%%

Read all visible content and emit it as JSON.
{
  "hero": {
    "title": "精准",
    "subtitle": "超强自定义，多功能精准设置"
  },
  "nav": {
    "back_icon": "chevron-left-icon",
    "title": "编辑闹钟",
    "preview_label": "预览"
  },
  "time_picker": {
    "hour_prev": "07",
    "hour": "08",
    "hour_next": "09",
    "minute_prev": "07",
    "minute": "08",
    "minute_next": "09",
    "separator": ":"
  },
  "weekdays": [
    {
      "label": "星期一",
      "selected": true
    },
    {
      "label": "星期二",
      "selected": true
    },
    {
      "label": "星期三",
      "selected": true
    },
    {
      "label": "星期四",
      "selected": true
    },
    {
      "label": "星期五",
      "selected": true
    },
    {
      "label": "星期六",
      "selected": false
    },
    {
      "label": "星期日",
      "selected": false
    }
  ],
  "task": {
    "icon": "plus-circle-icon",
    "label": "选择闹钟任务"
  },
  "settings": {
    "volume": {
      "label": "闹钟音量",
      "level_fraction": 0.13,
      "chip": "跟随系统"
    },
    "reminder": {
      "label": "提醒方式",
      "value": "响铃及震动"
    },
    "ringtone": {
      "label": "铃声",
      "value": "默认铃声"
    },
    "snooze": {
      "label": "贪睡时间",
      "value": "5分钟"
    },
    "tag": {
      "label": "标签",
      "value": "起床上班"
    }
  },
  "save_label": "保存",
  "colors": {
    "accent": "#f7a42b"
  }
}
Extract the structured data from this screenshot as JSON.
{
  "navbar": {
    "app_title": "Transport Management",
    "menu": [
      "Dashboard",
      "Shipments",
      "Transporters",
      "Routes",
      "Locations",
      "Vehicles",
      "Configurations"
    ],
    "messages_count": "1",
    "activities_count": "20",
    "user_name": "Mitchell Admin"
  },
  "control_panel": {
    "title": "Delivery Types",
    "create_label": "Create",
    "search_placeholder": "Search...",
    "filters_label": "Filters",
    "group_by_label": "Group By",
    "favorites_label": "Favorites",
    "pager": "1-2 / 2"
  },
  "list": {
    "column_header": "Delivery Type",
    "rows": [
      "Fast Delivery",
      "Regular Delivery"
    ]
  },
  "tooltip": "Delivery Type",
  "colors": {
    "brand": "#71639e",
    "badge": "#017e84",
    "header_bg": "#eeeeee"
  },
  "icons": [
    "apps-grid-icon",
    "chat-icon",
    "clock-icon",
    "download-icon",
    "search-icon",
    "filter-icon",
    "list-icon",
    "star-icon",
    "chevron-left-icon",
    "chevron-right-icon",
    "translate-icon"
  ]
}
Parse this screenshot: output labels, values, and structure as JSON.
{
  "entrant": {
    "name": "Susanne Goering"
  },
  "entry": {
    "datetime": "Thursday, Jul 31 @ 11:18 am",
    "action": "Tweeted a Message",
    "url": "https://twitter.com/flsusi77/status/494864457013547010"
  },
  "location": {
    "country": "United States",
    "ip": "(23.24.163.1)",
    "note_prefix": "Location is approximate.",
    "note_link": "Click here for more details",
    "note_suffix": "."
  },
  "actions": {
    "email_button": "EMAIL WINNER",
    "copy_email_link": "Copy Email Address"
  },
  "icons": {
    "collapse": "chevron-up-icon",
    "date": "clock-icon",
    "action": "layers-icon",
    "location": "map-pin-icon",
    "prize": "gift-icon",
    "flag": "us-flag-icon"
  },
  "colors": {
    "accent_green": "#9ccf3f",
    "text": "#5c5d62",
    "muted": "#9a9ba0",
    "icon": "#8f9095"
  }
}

%%

Written exercise >> Work out how many lines in the records above contain the word "this", and give only that number.

Reply to the exercise >> 2